• _Records for processing_
_____

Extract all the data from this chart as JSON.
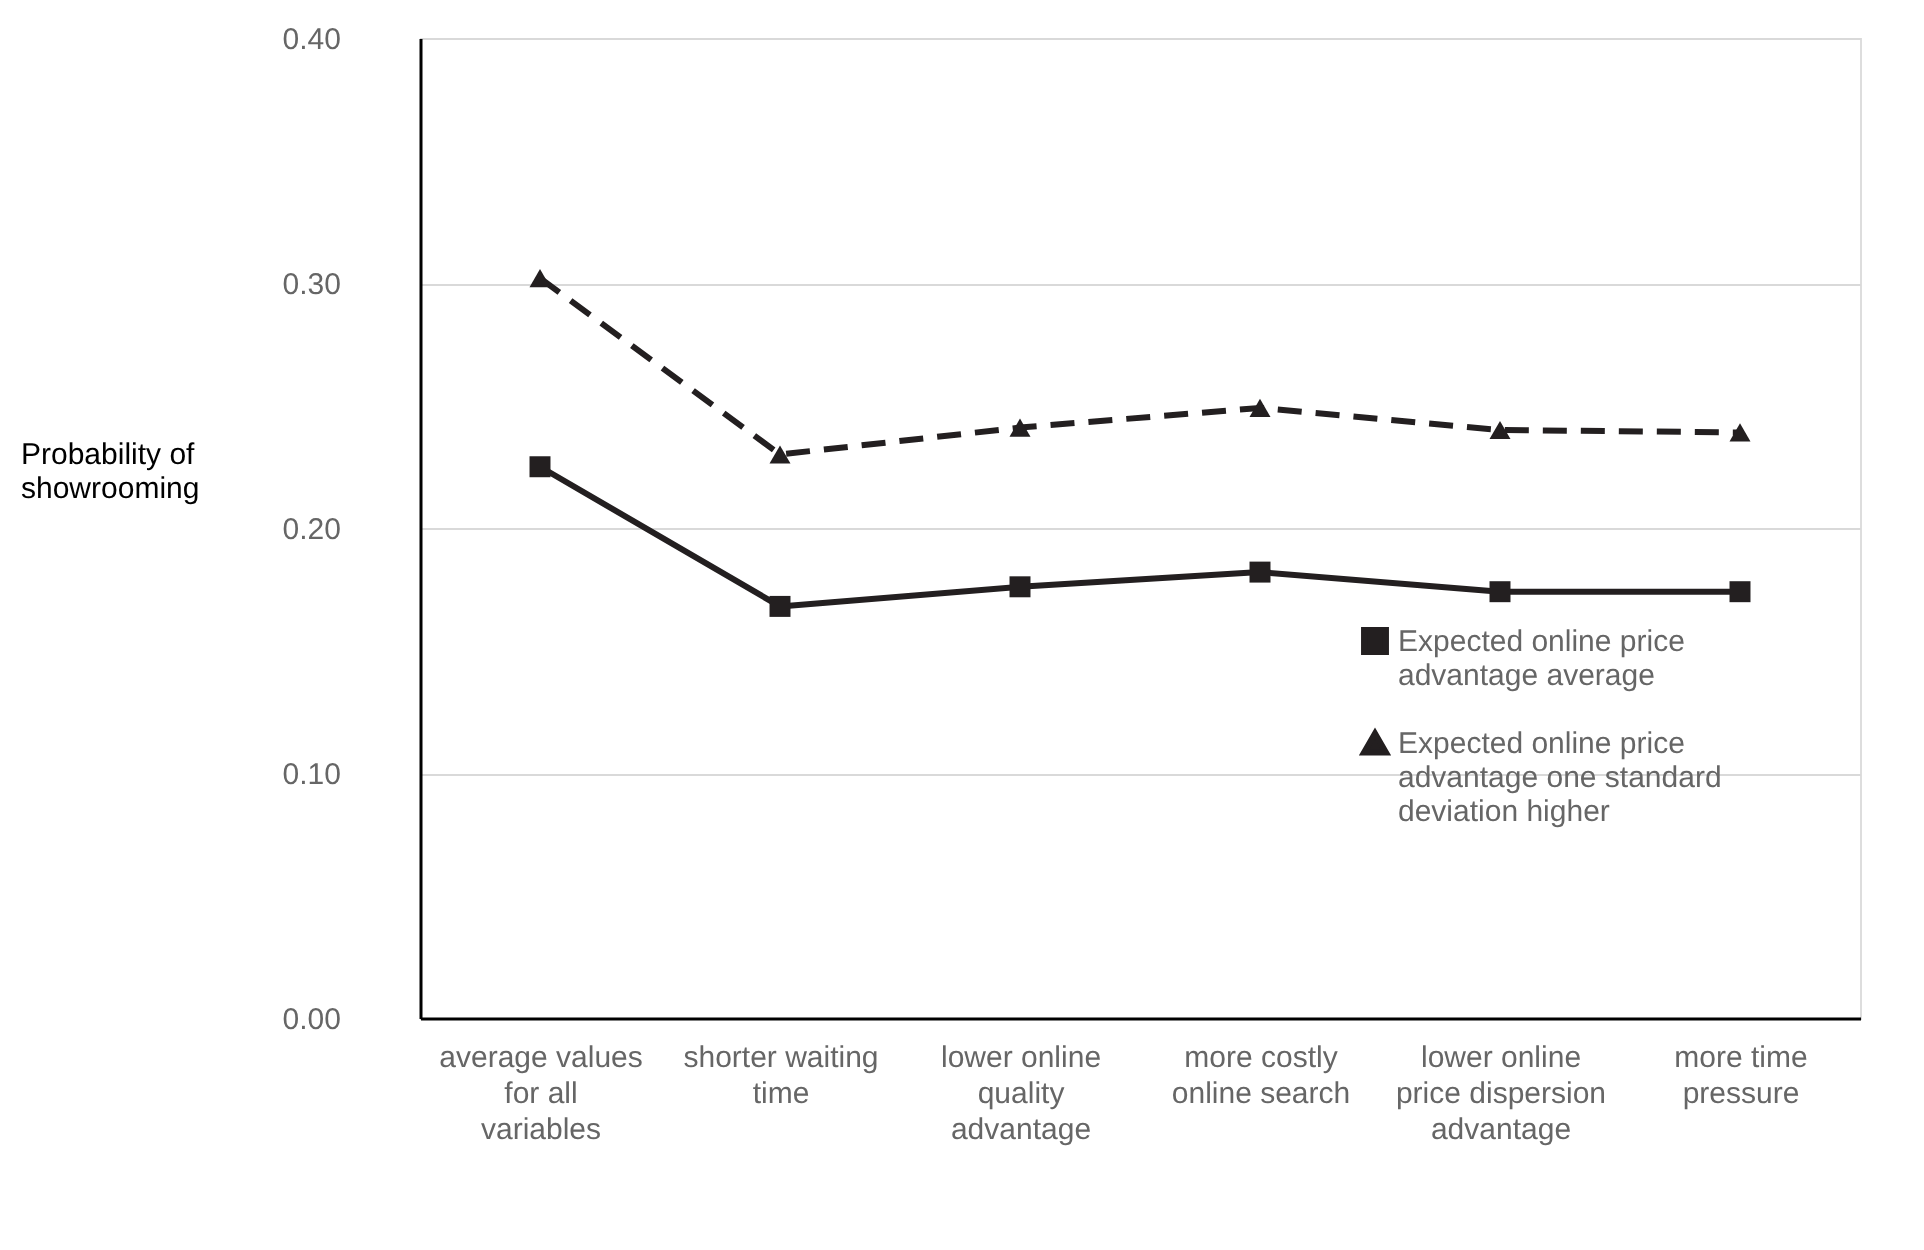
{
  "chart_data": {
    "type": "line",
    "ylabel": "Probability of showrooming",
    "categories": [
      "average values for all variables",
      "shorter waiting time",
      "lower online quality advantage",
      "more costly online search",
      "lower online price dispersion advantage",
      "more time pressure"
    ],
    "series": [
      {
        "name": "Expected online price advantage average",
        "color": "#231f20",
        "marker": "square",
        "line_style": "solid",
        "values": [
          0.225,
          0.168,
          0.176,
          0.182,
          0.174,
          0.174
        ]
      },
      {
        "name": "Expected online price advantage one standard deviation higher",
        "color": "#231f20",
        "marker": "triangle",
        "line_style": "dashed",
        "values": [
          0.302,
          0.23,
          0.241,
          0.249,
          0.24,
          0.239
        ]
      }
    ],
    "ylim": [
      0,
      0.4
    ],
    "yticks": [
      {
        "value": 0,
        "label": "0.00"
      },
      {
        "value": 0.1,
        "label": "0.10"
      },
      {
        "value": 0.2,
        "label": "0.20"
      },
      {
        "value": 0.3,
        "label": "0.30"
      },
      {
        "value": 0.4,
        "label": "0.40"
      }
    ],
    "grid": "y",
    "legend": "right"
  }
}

_____

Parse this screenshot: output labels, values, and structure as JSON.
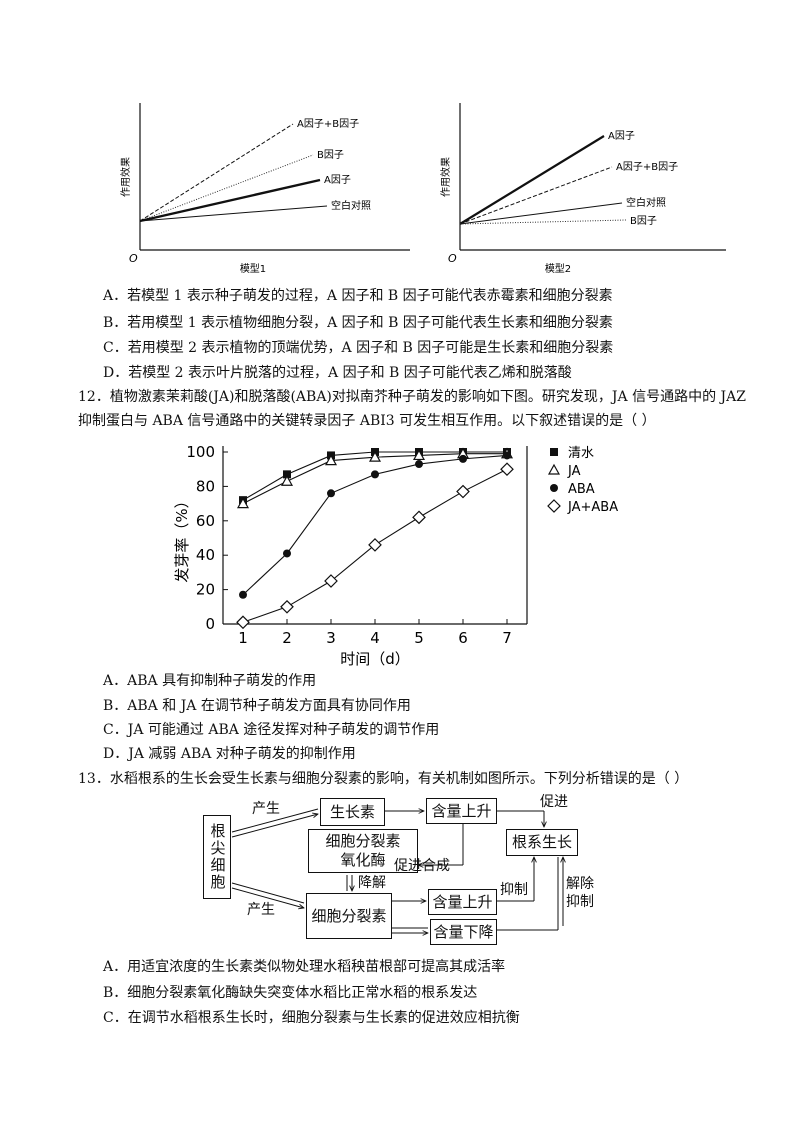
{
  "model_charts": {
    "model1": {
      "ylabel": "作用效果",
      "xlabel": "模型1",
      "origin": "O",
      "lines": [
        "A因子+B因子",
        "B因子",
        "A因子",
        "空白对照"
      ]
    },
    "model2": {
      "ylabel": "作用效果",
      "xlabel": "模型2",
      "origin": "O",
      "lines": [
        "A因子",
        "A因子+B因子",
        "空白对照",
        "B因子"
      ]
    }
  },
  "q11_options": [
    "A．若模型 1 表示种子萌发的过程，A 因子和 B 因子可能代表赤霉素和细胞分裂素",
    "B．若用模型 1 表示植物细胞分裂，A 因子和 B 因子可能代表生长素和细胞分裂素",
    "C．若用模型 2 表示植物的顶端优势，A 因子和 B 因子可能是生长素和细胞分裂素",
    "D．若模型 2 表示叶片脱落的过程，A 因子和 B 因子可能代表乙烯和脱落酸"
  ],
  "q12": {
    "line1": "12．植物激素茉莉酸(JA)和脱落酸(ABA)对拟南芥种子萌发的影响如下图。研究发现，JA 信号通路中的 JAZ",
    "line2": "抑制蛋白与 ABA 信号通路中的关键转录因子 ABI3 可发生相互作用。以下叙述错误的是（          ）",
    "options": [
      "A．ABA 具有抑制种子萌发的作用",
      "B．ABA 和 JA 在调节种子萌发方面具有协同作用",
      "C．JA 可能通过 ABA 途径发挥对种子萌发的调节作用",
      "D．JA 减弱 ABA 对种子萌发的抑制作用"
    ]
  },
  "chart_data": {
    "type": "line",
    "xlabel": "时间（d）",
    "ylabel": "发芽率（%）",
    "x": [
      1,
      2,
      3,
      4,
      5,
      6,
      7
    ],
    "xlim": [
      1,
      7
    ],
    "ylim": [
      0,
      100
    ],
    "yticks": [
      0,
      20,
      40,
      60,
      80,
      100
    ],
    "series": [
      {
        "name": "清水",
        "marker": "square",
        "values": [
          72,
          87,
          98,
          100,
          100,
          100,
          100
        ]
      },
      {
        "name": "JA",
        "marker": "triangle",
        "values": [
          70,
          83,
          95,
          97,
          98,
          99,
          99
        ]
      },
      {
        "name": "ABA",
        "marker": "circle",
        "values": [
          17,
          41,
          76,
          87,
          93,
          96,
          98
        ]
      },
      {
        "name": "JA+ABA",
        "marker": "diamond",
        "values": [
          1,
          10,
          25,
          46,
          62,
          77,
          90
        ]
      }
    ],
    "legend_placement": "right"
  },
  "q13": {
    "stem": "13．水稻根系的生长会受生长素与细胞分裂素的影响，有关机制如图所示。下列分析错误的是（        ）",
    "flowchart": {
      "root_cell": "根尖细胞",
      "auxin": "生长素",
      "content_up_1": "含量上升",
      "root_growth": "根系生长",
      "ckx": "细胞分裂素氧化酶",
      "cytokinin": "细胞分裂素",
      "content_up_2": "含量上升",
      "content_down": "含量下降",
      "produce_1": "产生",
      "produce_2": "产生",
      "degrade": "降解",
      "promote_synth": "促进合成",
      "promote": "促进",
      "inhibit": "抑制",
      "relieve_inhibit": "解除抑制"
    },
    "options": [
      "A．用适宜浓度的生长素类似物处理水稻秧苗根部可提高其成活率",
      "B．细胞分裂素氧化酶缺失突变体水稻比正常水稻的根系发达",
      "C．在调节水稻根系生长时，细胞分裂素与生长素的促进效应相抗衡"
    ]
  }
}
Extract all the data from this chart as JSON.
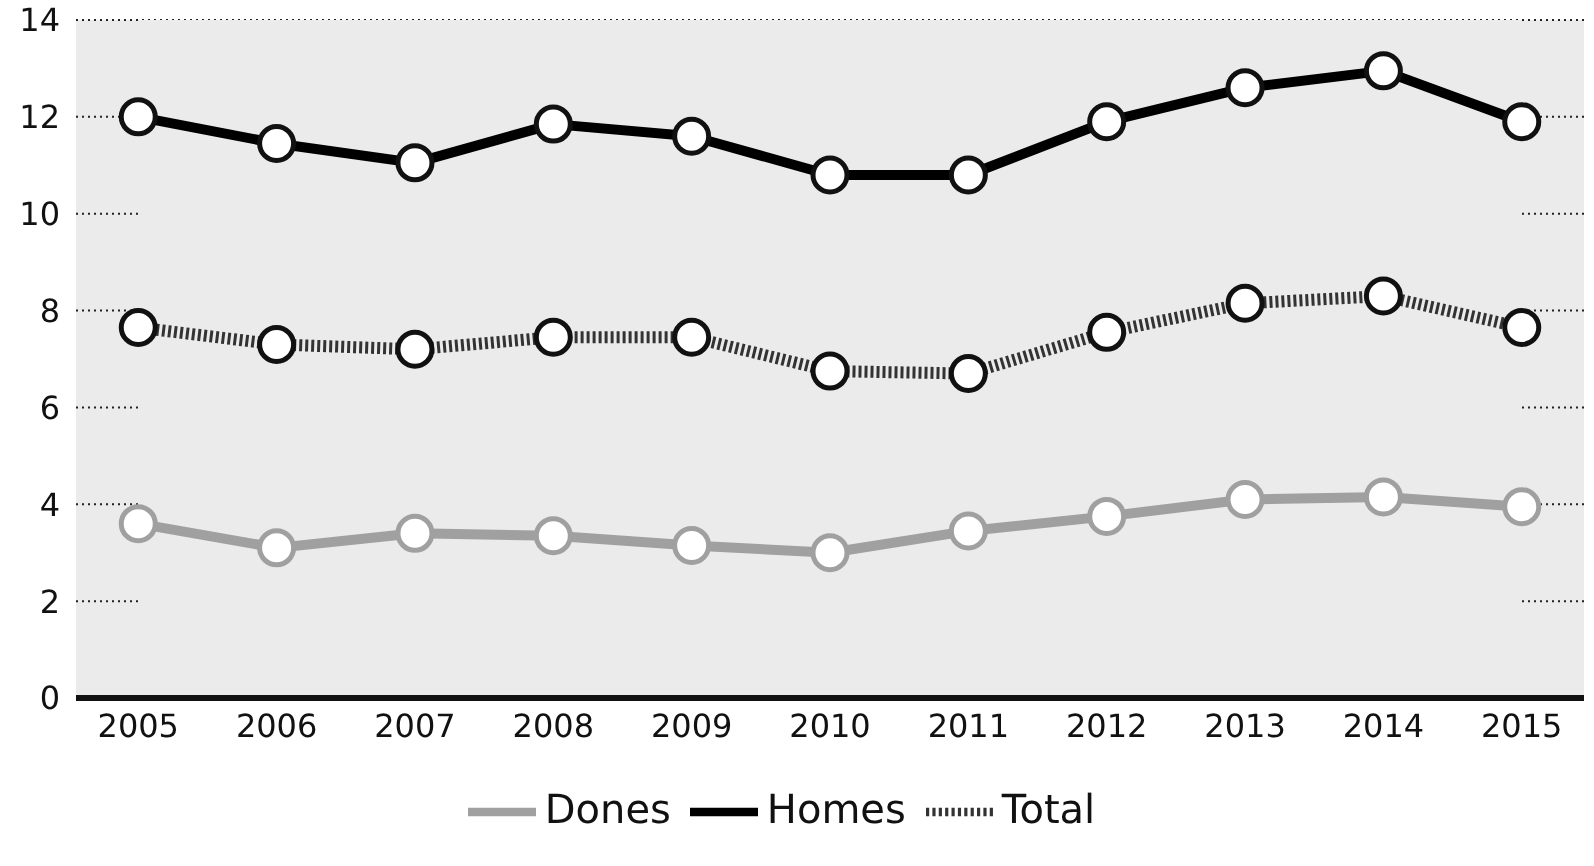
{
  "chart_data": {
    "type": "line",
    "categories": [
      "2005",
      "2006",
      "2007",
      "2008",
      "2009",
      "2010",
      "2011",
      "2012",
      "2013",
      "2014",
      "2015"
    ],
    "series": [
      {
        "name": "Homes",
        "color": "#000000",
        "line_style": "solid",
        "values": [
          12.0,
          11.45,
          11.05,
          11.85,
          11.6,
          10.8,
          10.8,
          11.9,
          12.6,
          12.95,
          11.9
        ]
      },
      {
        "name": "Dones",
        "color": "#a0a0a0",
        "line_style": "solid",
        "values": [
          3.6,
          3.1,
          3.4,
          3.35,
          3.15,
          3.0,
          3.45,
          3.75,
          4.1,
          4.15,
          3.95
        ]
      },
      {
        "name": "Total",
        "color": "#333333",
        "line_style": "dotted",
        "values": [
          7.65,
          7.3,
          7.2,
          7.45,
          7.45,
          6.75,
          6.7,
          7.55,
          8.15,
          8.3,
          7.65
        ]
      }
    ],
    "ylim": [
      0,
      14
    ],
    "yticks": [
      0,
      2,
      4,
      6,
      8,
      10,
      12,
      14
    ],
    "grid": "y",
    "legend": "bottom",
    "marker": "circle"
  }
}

_____

Scan the material above for the string "online" and report each line where you find it.

• _Reply_
      "lower online quality advantage",
      "more costly online search",
      "lower online price dispersion advantage",
        "name": "Expected online price advantage average",
        "name": "Expected online price advantage one standard deviation higher",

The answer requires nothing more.